> [RECORDS FOR THIS TASK]:
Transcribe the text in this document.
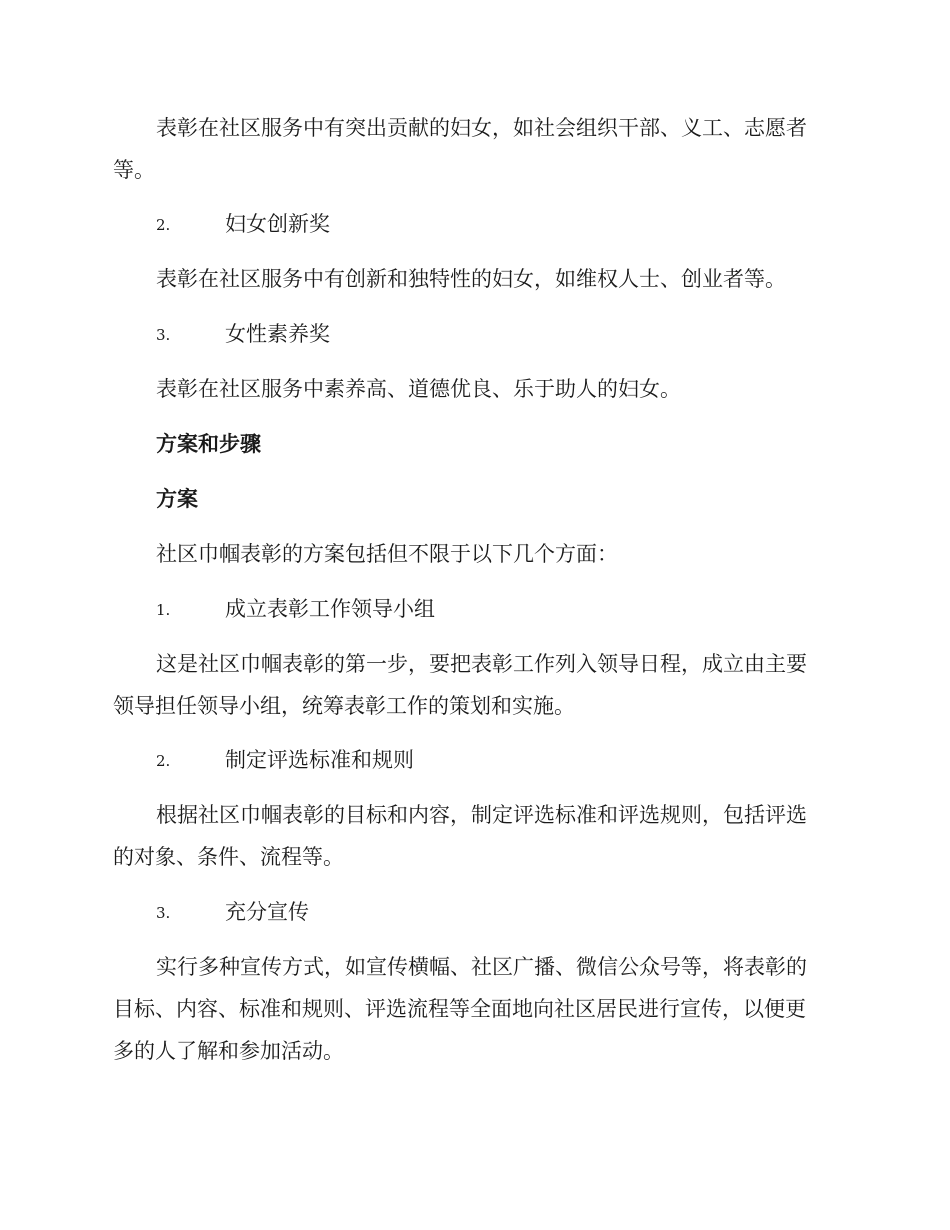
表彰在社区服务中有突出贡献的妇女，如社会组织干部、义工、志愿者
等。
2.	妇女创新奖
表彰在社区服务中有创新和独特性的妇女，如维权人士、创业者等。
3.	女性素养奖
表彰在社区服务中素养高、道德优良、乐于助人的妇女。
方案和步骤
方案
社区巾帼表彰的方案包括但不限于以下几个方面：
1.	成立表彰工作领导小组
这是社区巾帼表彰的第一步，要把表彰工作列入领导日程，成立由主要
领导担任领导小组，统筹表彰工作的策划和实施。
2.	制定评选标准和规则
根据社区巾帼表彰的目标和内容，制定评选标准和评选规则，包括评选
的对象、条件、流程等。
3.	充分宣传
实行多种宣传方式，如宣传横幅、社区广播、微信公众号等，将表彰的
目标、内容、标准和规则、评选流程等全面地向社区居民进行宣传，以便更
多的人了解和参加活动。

> [PROBLEM STATEMENT]:
Every record above should be written out again exactly; the pictures stay out of the copy.

> [THE RESULT]:
Transcribe the text in this document.
表彰在社区服务中有突出贡献的妇女，如社会组织干部、义工、志愿者
等。
2.	妇女创新奖
表彰在社区服务中有创新和独特性的妇女，如维权人士、创业者等。
3.	女性素养奖
表彰在社区服务中素养高、道德优良、乐于助人的妇女。
方案和步骤
方案
社区巾帼表彰的方案包括但不限于以下几个方面：
1.	成立表彰工作领导小组
这是社区巾帼表彰的第一步，要把表彰工作列入领导日程，成立由主要
领导担任领导小组，统筹表彰工作的策划和实施。
2.	制定评选标准和规则
根据社区巾帼表彰的目标和内容，制定评选标准和评选规则，包括评选
的对象、条件、流程等。
3.	充分宣传
实行多种宣传方式，如宣传横幅、社区广播、微信公众号等，将表彰的
目标、内容、标准和规则、评选流程等全面地向社区居民进行宣传，以便更
多的人了解和参加活动。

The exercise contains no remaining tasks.